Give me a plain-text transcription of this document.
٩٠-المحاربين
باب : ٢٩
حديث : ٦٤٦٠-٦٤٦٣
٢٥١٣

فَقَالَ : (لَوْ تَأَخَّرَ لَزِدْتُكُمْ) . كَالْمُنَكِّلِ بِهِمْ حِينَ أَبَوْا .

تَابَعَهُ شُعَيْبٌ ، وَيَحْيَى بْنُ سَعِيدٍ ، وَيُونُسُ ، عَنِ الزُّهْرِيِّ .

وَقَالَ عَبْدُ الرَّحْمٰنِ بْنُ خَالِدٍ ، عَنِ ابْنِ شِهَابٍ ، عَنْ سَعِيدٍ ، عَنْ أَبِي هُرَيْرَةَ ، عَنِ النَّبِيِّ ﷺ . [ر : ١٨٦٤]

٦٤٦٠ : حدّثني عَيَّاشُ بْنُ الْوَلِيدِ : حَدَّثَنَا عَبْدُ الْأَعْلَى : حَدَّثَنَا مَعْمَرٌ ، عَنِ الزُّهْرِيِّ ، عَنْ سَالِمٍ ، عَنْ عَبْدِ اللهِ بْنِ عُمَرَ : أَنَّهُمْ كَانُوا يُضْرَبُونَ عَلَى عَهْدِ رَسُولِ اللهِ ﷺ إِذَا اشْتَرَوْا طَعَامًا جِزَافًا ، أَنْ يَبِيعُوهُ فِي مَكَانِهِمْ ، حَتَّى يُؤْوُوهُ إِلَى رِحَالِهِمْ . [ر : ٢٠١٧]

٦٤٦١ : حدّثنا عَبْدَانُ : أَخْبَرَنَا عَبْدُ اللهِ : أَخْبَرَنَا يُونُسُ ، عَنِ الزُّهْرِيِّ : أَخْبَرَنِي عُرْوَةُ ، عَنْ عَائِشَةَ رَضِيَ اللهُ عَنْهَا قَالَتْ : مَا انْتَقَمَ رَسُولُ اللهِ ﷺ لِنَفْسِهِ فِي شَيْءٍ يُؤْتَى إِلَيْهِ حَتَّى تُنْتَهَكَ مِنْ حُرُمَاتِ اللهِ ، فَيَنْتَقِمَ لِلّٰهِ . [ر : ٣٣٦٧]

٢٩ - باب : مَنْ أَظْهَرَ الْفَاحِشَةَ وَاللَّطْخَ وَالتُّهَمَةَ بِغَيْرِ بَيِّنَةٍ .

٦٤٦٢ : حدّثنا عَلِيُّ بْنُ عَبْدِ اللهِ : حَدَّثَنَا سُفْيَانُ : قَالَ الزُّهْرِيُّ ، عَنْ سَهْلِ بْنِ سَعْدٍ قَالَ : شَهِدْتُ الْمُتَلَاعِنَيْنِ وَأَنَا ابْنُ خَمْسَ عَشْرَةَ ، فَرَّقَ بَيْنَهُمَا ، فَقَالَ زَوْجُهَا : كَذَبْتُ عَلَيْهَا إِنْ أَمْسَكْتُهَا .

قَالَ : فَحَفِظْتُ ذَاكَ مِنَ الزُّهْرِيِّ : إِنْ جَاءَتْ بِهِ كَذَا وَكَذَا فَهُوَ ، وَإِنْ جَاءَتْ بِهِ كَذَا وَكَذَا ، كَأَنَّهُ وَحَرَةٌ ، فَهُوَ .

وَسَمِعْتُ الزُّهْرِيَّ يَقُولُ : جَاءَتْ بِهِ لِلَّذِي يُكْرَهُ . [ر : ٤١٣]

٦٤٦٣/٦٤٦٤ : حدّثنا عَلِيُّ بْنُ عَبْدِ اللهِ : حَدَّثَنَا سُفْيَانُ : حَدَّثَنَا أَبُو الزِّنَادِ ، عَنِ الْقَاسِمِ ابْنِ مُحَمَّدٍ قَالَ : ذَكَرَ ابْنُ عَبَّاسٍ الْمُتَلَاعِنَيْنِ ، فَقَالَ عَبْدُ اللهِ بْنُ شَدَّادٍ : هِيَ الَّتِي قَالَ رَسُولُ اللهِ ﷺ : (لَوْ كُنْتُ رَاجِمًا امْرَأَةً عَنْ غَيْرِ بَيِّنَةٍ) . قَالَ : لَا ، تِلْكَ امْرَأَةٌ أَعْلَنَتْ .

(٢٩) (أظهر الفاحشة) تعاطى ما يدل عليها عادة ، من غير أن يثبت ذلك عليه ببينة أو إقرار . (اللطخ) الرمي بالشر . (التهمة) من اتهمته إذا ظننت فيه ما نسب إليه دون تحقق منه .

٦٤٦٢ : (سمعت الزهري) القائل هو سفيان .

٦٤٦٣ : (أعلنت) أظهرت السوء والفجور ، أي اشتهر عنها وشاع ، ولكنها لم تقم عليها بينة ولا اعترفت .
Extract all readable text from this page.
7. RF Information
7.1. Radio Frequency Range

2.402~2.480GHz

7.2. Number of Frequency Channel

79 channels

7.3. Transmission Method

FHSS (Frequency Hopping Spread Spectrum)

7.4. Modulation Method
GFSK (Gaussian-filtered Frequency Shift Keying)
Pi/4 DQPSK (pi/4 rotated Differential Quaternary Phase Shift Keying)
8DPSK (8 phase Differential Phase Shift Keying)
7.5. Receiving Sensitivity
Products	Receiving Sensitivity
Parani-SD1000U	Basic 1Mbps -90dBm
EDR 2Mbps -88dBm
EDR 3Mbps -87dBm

---+---

**Problem requirements**. Starting at the line with "Extract all readable text from this page.", copy every line up to and including the last one in the entries above.

**Correct response**.
Extract all readable text from this page.
7. RF Information
7.1. Radio Frequency Range

2.402~2.480GHz

7.2. Number of Frequency Channel

79 channels

7.3. Transmission Method

FHSS (Frequency Hopping Spread Spectrum)

7.4. Modulation Method
GFSK (Gaussian-filtered Frequency Shift Keying)
Pi/4 DQPSK (pi/4 rotated Differential Quaternary Phase Shift Keying)
8DPSK (8 phase Differential Phase Shift Keying)
7.5. Receiving Sensitivity
Products	Receiving Sensitivity
Parani-SD1000U	Basic 1Mbps -90dBm
EDR 2Mbps -88dBm
EDR 3Mbps -87dBm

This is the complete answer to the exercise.